§ TO BE DONE:
Records follow. Copy every line with "reading".

***** EXERCISE DATA

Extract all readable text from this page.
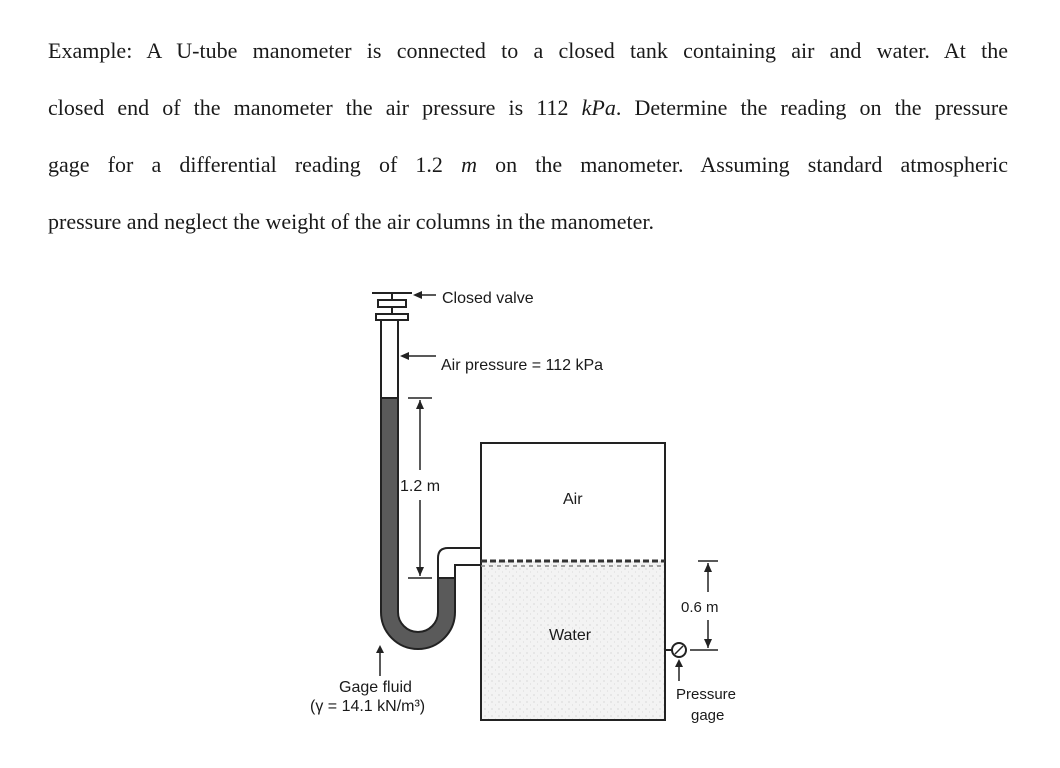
Example: A U-tube manometer is connected to a closed tank containing air and water. At the
closed end of the manometer the air pressure is 112 kPa. Determine the reading on the pressure
gage for a differential reading of 1.2 m on the manometer. Assuming standard atmospheric
pressure and neglect the weight of the air columns in the manometer.
Closed valve
Air pressure = 112 kPa
1.2 m
Air
Water
0.6 m
Gage fluid
(γ = 14.1 kN/m³)
Pressure
gage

**********

§ ANSWER TO THE TASK:
closed end of the manometer the air pressure is 112 kPa. Determine the reading on the pressure
gage for a differential reading of 1.2 m on the manometer. Assuming standard atmospheric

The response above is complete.